## START TASK INPUTS
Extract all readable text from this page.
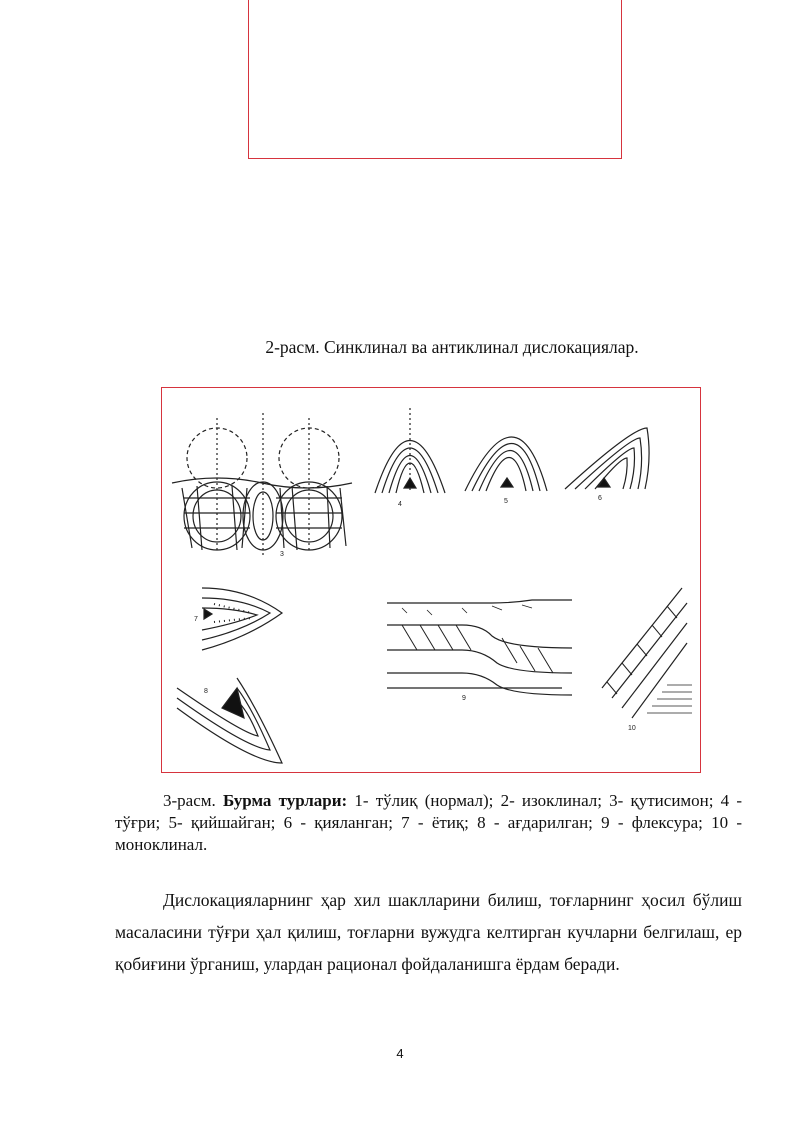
2-расм. Синклинал ва антиклинал дислокациялар.
3
4	5	6
7
8
9
10
3-расм. Бурма турлари: 1- тўлиқ (нормал); 2- изоклинал; 3- қутисимон; 4 - тўғри; 5- қийшайган; 6 - қияланган; 7 - ётиқ; 8 - ағдарилган; 9 - флексура; 10 - моноклинал.
Дислокацияларнинг ҳар хил шаклларини билиш, тоғларнинг ҳосил бўлиш масаласини тўғри ҳал қилиш, тоғларни вужудга келтирган кучларни белгилаш, ер қобиғини ўрганиш, улардан рационал фойдаланишга ёрдам беради.
4
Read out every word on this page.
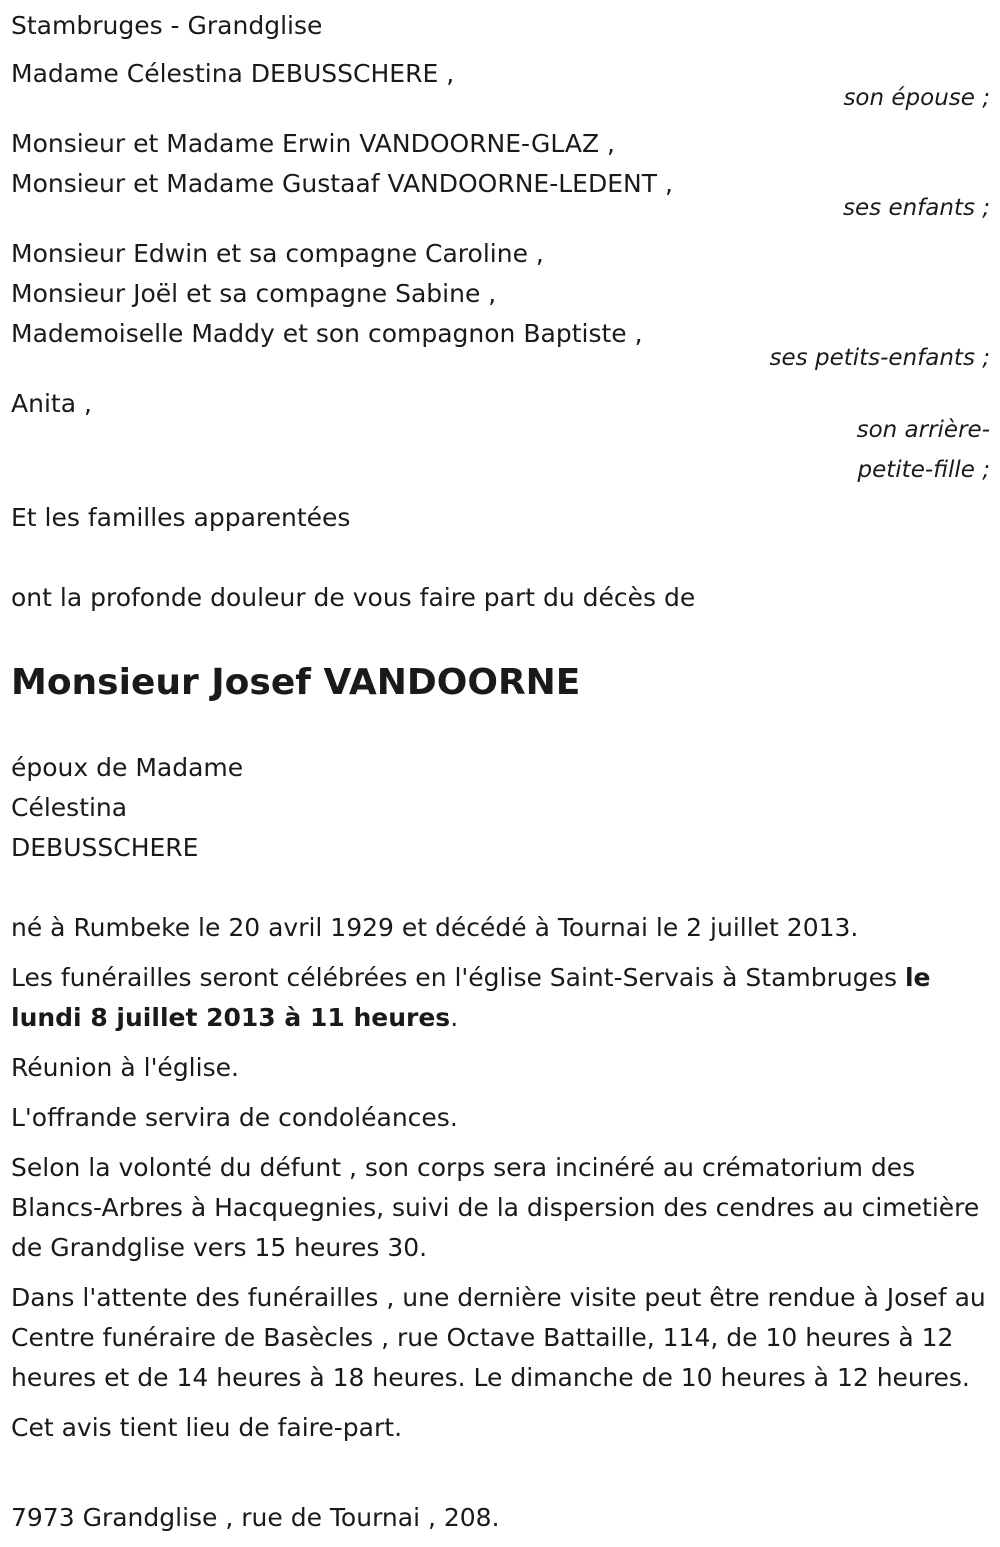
Stambruges - Grandglise
Madame Célestina DEBUSSCHERE ,
son épouse ;
Monsieur et Madame Erwin VANDOORNE-GLAZ ,
Monsieur et Madame Gustaaf VANDOORNE-LEDENT ,
ses enfants ;
Monsieur Edwin et sa compagne Caroline ,
Monsieur Joël et sa compagne Sabine ,
Mademoiselle Maddy et son compagnon Baptiste ,
ses petits-enfants ;
Anita ,
son arrière-
petite-fille ;
Et les familles apparentées
ont la profonde douleur de vous faire part du décès de
Monsieur Josef VANDOORNE
époux de Madame
Célestina
DEBUSSCHERE

né à Rumbeke le 20 avril 1929 et décédé à Tournai le 2 juillet 2013.

Les funérailles seront célébrées en l'église Saint-Servais à Stambruges le lundi 8 juillet 2013 à 11 heures.

Réunion à l'église.

L'offrande servira de condoléances.

Selon la volonté du défunt , son corps sera incinéré au crématorium des Blancs-Arbres à Hacquegnies, suivi de la dispersion des cendres au cimetière de Grandglise vers 15 heures 30.

Dans l'attente des funérailles , une dernière visite peut être rendue à Josef au Centre funéraire de Basècles , rue Octave Battaille, 114, de 10 heures à 12 heures et de 14 heures à 18 heures. Le dimanche de 10 heures à 12 heures.

Cet avis tient lieu de faire-part.

7973 Grandglise , rue de Tournai , 208.
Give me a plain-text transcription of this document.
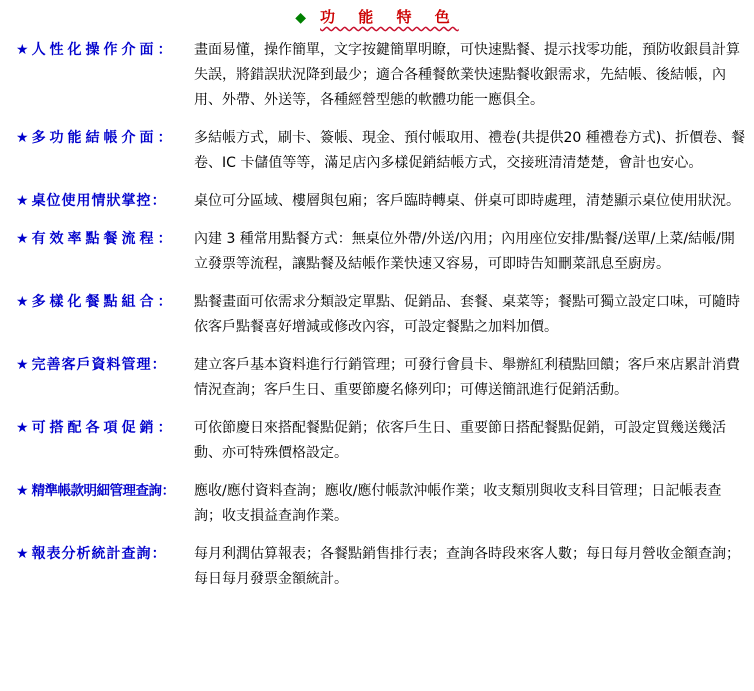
◆ 功 能 特 色
★ 人性化操作介面：	畫面易懂，操作簡單，文字按鍵簡單明瞭，可快速點餐、提示找零功能，預防收銀員計算失誤，將錯誤狀況降到最少；適合各種餐飲業快速點餐收銀需求，先結帳、後結帳，內用、外帶、外送等，各種經營型態的軟體功能一應俱全。
★ 多功能結帳介面：	多結帳方式，刷卡、簽帳、現金、預付帳取用、禮卷(共提供20 種禮卷方式)、折價卷、餐卷、IC 卡儲值等等，滿足店內多樣促銷結帳方式，交接班清清楚楚，會計也安心。
★ 桌位使用情狀掌控：	桌位可分區域、樓層與包廂；客戶臨時轉桌、併桌可即時處理，清楚顯示桌位使用狀況。
★ 有效率點餐流程：	內建 3 種常用點餐方式：無桌位外帶/外送/內用；內用座位安排/點餐/送單/上菜/結帳/開立發票等流程，讓點餐及結帳作業快速又容易，可即時告知刪菜訊息至廚房。
★ 多樣化餐點組合：	點餐畫面可依需求分類設定單點、促銷品、套餐、桌菜等；餐點可獨立設定口味，可隨時依客戶點餐喜好增減或修改內容，可設定餐點之加料加價。
★ 完善客戶資料管理：	建立客戶基本資料進行行銷管理；可發行會員卡、舉辦紅利積點回饋；客戶來店累計消費情況查詢；客戶生日、重要節慶名條列印；可傳送簡訊進行促銷活動。
★ 可搭配各項促銷：	可依節慶日來搭配餐點促銷；依客戶生日、重要節日搭配餐點促銷，可設定買幾送幾活動、亦可特殊價格設定。
★ 精準帳款明細管理查詢：	應收/應付資料查詢；應收/應付帳款沖帳作業；收支類別與收支科目管理；日記帳表查詢；收支損益查詢作業。
★ 報表分析統計查詢：	每月利潤估算報表；各餐點銷售排行表；查詢各時段來客人數；每日每月營收金額查詢；每日每月發票金額統計。
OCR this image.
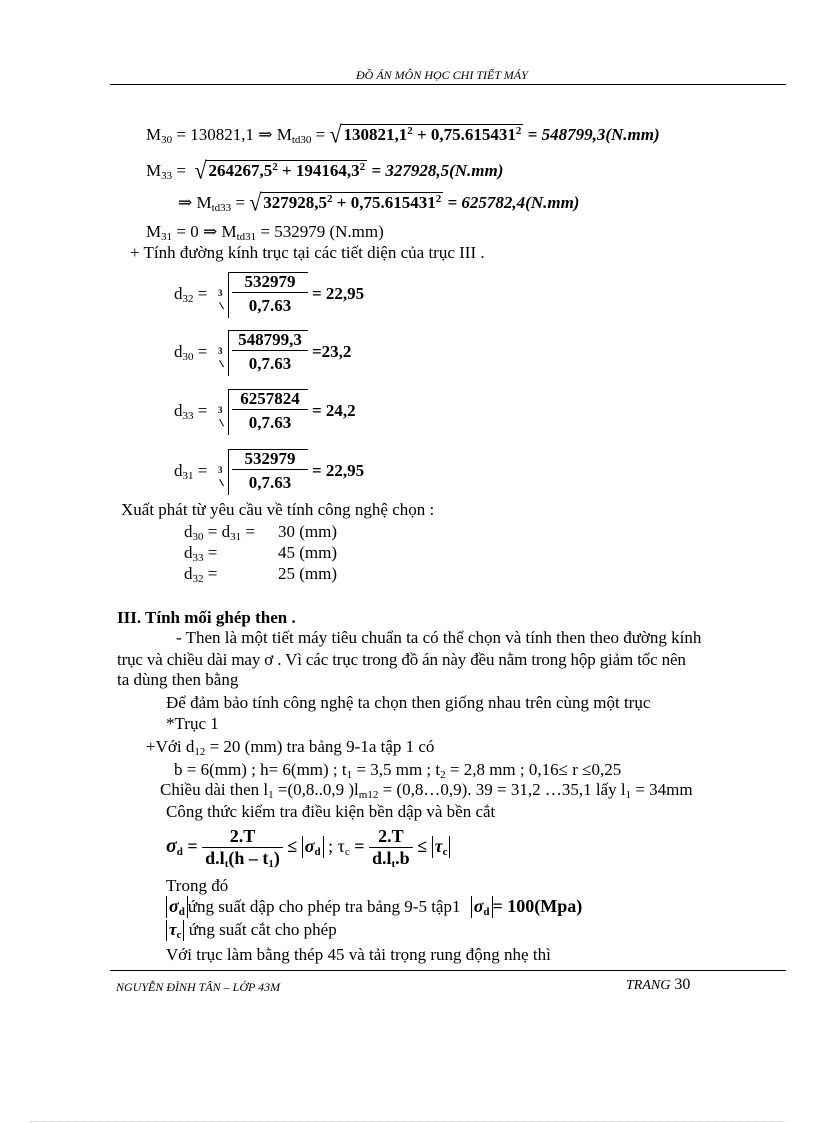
ĐỒ ÁN MÔN HỌC CHI TIẾT MÁY
$M_{30} = 130821,1$ ⇒ $M_{td30}$ = √ $130821,1^2 + 0,75.615431^2 = 548799,3(N.mm)$
$M_{33}$ = √ $264267,5^2 + 194164,3^2 = 327928,5(N.mm)$
⇒ $M_{td33}$ = √ $327928,5^2 + 0,75.615431^2 = 625782,4(N.mm)$
$M_{31} = 0$ ⇒ $M_{td31} = 532979$ (N.mm)
+ Tính đường kính trục tại các tiết diện của trục III .
$d_{32} = 3 \frac{532979}{0,7.63} = 22,95$
$d_{30} = 3 \frac{548799,3}{0,7.63} =23,2$
$d_{33} = 3 \frac{6257824}{0,7.63} = 24,2$
$d_{31} = 3 \frac{532979}{0,7.63} = 22,95$
Xuất phát từ yêu cầu về tính công nghệ chọn :
$d_{30} = d_{31} = 30$ (mm)
$d_{33}$ =	45 (mm)
$d_{32}$ =	25 (mm)
III. Tính mối ghép then .
- Then là một tiết máy tiêu chuẩn ta có thể chọn và tính then theo đường kính
trục và chiều dài may ơ . Vì các trục trong đồ án này đều nằm trong hộp giảm tốc nên
ta dùng then bằng
Để đảm bảo tính công nghệ ta chọn then giống nhau trên cùng một trục
*Trục 1
+Với $d_{12} = 20$ (mm) tra bảng 9-1a tập 1 có
b = 6(mm) ; h= 6(mm) ; $t_1 = 3,5$ mm ; $t_2 = 2,8$ mm ; 0,16≤ r ≤0,25
Chiều dài then $l_1 =(0,8..0,9$ )$l_{m12}$ = (0,8…0,9). 39 = 31,2 …35,1 lấy $l_1 = 34mm$
Công thức kiểm tra điều kiện bền dập và bền cắt
$\sigma_d = \frac{2.T}{d.l_t(h - t_1)} \le \sigma_d$ ; $\tau_c = \frac{2.T}{d.l_t.b} \le \tau_c$
Trong đó
$\sigma_d$ ứng suất dập cho phép tra bảng 9-5 tập1 $\sigma_d = 100(Mpa)$
$\tau_c$ ứng suất cắt cho phép
Với trục làm bằng thép 45 và tải trọng rung động nhẹ thì
NGUYỄN ĐÌNH TÂN – LỚP 43M	TRANG 30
## END TASK INPUTS
TASK INSTRUCTIONS:
Give an exact copy of the material, leaving out every picture.

REPLY:
Extract all readable text from this page.
2-расм. Синклинал ва антиклинал дислокациялар.
3
4	5	6
7
8
9
10
3-расм. Бурма турлари: 1- тўлиқ (нормал); 2- изоклинал; 3- қутисимон; 4 - тўғри; 5- қийшайган; 6 - қияланган; 7 - ётиқ; 8 - ағдарилган; 9 - флексура; 10 - моноклинал.
Дислокацияларнинг ҳар хил шаклларини билиш, тоғларнинг ҳосил бўлиш масаласини тўғри ҳал қилиш, тоғларни вужудга келтирган кучларни белгилаш, ер қобиғини ўрганиш, улардан рационал фойдаланишга ёрдам беради.
4
Read out every word on this page.
Stambruges - Grandglise
Madame Célestina DEBUSSCHERE ,
son épouse ;
Monsieur et Madame Erwin VANDOORNE-GLAZ ,
Monsieur et Madame Gustaaf VANDOORNE-LEDENT ,
ses enfants ;
Monsieur Edwin et sa compagne Caroline ,
Monsieur Joël et sa compagne Sabine ,
Mademoiselle Maddy et son compagnon Baptiste ,
ses petits-enfants ;
Anita ,
son arrière-
petite-fille ;
Et les familles apparentées
ont la profonde douleur de vous faire part du décès de
Monsieur Josef VANDOORNE
époux de Madame
Célestina
DEBUSSCHERE

né à Rumbeke le 20 avril 1929 et décédé à Tournai le 2 juillet 2013.

Les funérailles seront célébrées en l'église Saint-Servais à Stambruges le lundi 8 juillet 2013 à 11 heures.

Réunion à l'église.

L'offrande servira de condoléances.

Selon la volonté du défunt , son corps sera incinéré au crématorium des Blancs-Arbres à Hacquegnies, suivi de la dispersion des cendres au cimetière de Grandglise vers 15 heures 30.

Dans l'attente des funérailles , une dernière visite peut être rendue à Josef au Centre funéraire de Basècles , rue Octave Battaille, 114, de 10 heures à 12 heures et de 14 heures à 18 heures. Le dimanche de 10 heures à 12 heures.

Cet avis tient lieu de faire-part.

7973 Grandglise , rue de Tournai , 208.
Give me a plain-text transcription of this document.
◆ 功 能 特 色
★ 人性化操作介面：	畫面易懂，操作簡單，文字按鍵簡單明瞭，可快速點餐、提示找零功能，預防收銀員計算失誤，將錯誤狀況降到最少；適合各種餐飲業快速點餐收銀需求，先結帳、後結帳，內用、外帶、外送等，各種經營型態的軟體功能一應俱全。
★ 多功能結帳介面：	多結帳方式，刷卡、簽帳、現金、預付帳取用、禮卷(共提供20 種禮卷方式)、折價卷、餐卷、IC 卡儲值等等，滿足店內多樣促銷結帳方式，交接班清清楚楚，會計也安心。
★ 桌位使用情狀掌控：	桌位可分區域、樓層與包廂；客戶臨時轉桌、併桌可即時處理，清楚顯示桌位使用狀況。
★ 有效率點餐流程：	內建 3 種常用點餐方式：無桌位外帶/外送/內用；內用座位安排/點餐/送單/上菜/結帳/開立發票等流程，讓點餐及結帳作業快速又容易，可即時告知刪菜訊息至廚房。
★ 多樣化餐點組合：	點餐畫面可依需求分類設定單點、促銷品、套餐、桌菜等；餐點可獨立設定口味，可隨時依客戶點餐喜好增減或修改內容，可設定餐點之加料加價。
★ 完善客戶資料管理：	建立客戶基本資料進行行銷管理；可發行會員卡、舉辦紅利積點回饋；客戶來店累計消費情況查詢；客戶生日、重要節慶名條列印；可傳送簡訊進行促銷活動。
★ 可搭配各項促銷：	可依節慶日來搭配餐點促銷；依客戶生日、重要節日搭配餐點促銷，可設定買幾送幾活動、亦可特殊價格設定。
★ 精準帳款明細管理查詢：	應收/應付資料查詢；應收/應付帳款沖帳作業；收支類別與收支科目管理；日記帳表查詢；收支損益查詢作業。
★ 報表分析統計查詢：	每月利潤估算報表；各餐點銷售排行表；查詢各時段來客人數；每日每月營收金額查詢；每日每月發票金額統計。
OCR this image.
ĐỒ ÁN MÔN HỌC CHI TIẾT MÁY
$M_{30} = 130821,1$ ⇒ $M_{td30}$ = √ $130821,1^2 + 0,75.615431^2 = 548799,3(N.mm)$
$M_{33}$ = √ $264267,5^2 + 194164,3^2 = 327928,5(N.mm)$
⇒ $M_{td33}$ = √ $327928,5^2 + 0,75.615431^2 = 625782,4(N.mm)$
$M_{31} = 0$ ⇒ $M_{td31} = 532979$ (N.mm)
+ Tính đường kính trục tại các tiết diện của trục III .
$d_{32} = 3 \frac{532979}{0,7.63} = 22,95$
$d_{30} = 3 \frac{548799,3}{0,7.63} =23,2$
$d_{33} = 3 \frac{6257824}{0,7.63} = 24,2$
$d_{31} = 3 \frac{532979}{0,7.63} = 22,95$
Xuất phát từ yêu cầu về tính công nghệ chọn :
$d_{30} = d_{31} = 30$ (mm)
$d_{33}$ =	45 (mm)
$d_{32}$ =	25 (mm)
III. Tính mối ghép then .
- Then là một tiết máy tiêu chuẩn ta có thể chọn và tính then theo đường kính
trục và chiều dài may ơ . Vì các trục trong đồ án này đều nằm trong hộp giảm tốc nên
ta dùng then bằng
Để đảm bảo tính công nghệ ta chọn then giống nhau trên cùng một trục
*Trục 1
+Với $d_{12} = 20$ (mm) tra bảng 9-1a tập 1 có
b = 6(mm) ; h= 6(mm) ; $t_1 = 3,5$ mm ; $t_2 = 2,8$ mm ; 0,16≤ r ≤0,25
Chiều dài then $l_1 =(0,8..0,9$ )$l_{m12}$ = (0,8…0,9). 39 = 31,2 …35,1 lấy $l_1 = 34mm$
Công thức kiểm tra điều kiện bền dập và bền cắt
$\sigma_d = \frac{2.T}{d.l_t(h - t_1)} \le \sigma_d$ ; $\tau_c = \frac{2.T}{d.l_t.b} \le \tau_c$
Trong đó
$\sigma_d$ ứng suất dập cho phép tra bảng 9-5 tập1 $\sigma_d = 100(Mpa)$
$\tau_c$ ứng suất cắt cho phép
Với trục làm bằng thép 45 và tải trọng rung động nhẹ thì
NGUYỄN ĐÌNH TÂN – LỚP 43M	TRANG 30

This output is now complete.